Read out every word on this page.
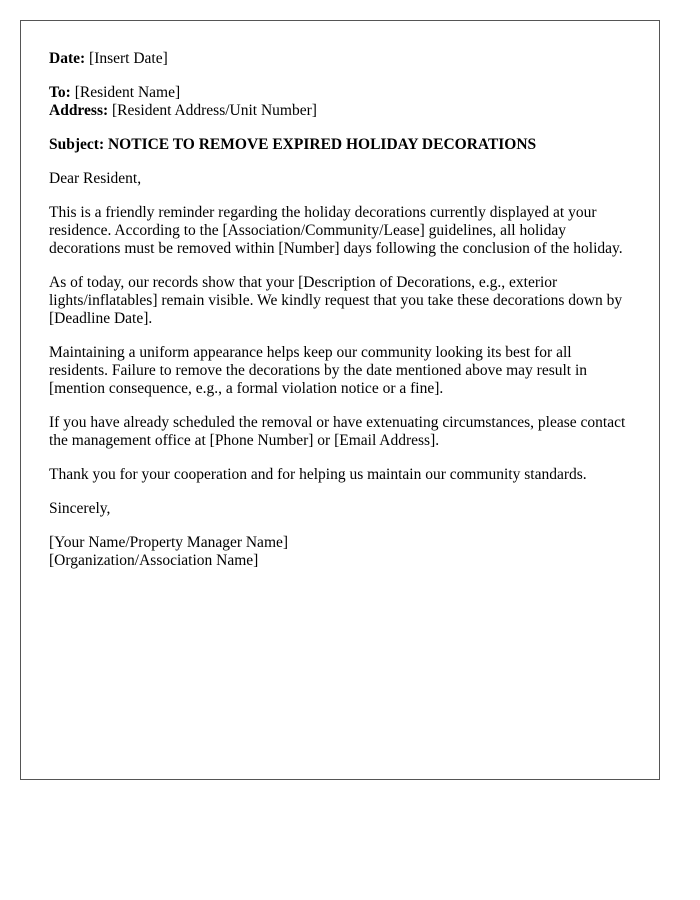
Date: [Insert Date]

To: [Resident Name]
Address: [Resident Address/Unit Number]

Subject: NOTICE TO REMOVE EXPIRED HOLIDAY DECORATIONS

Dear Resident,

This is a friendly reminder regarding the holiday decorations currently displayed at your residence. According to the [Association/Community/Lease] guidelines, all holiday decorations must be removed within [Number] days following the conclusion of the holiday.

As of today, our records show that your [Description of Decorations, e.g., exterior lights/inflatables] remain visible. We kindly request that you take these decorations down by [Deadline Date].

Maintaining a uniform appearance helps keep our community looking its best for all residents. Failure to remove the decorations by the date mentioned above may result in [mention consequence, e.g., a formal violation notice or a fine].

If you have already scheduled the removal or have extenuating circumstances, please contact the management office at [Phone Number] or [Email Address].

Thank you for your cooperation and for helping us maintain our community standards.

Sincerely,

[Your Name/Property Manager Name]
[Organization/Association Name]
....
### REQUIRED TASK
Word for word, quote the lines above. Omit the pictures.

### RESPONSE TO THE TASK
Read out every word on this page.
Date: [Insert Date]

To: [Resident Name]
Address: [Resident Address/Unit Number]

Subject: NOTICE TO REMOVE EXPIRED HOLIDAY DECORATIONS

Dear Resident,

This is a friendly reminder regarding the holiday decorations currently displayed at your residence. According to the [Association/Community/Lease] guidelines, all holiday decorations must be removed within [Number] days following the conclusion of the holiday.

As of today, our records show that your [Description of Decorations, e.g., exterior lights/inflatables] remain visible. We kindly request that you take these decorations down by [Deadline Date].

Maintaining a uniform appearance helps keep our community looking its best for all residents. Failure to remove the decorations by the date mentioned above may result in [mention consequence, e.g., a formal violation notice or a fine].

If you have already scheduled the removal or have extenuating circumstances, please contact the management office at [Phone Number] or [Email Address].

Thank you for your cooperation and for helping us maintain our community standards.

Sincerely,

[Your Name/Property Manager Name]
[Organization/Association Name]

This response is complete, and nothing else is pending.